Pull out every line with the word "Americans" from the entries below.

Figure data in JSON
***

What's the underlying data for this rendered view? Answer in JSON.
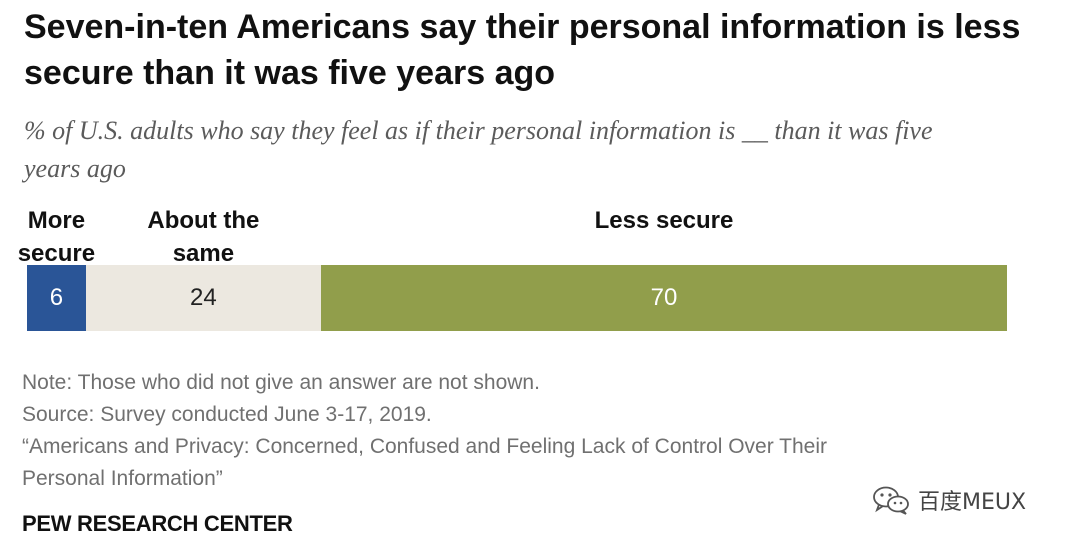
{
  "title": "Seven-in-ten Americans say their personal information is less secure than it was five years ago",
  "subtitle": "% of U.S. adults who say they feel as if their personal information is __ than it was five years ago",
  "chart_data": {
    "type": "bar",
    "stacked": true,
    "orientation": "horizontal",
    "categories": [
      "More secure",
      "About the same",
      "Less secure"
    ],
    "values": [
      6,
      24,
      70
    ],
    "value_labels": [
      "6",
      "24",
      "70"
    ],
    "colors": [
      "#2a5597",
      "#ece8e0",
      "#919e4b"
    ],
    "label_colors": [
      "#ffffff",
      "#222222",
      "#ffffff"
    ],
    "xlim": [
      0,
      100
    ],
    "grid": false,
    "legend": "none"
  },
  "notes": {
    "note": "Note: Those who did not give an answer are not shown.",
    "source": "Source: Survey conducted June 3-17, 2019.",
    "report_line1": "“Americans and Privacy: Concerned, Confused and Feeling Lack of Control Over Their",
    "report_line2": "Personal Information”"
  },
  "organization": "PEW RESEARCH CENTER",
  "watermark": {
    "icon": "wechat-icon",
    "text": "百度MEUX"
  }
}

***

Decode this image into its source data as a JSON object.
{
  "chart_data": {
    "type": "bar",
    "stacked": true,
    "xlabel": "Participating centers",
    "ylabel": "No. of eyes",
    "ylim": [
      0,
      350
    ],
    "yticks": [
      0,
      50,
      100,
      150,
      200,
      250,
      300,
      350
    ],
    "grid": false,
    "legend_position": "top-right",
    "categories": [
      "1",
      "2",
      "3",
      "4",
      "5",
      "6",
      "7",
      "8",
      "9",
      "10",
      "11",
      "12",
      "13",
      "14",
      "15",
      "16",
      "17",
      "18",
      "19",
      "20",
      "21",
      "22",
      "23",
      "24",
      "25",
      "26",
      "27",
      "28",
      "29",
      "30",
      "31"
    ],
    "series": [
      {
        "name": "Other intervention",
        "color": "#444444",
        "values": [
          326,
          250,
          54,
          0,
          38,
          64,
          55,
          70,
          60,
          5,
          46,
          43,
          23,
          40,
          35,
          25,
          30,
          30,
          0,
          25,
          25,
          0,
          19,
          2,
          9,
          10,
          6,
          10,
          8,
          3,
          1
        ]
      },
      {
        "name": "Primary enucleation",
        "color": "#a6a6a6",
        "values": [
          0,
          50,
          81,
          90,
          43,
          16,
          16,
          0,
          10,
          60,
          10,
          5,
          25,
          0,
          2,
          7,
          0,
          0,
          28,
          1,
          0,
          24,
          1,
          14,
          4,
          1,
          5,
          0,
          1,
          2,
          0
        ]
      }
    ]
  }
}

***

ANSWER BELOW:
  "title": "Seven-in-ten Americans say their personal information is less secure than it was five years ago",
    "report_line1": "“Americans and Privacy: Concerned, Confused and Feeling Lack of Control Over Their",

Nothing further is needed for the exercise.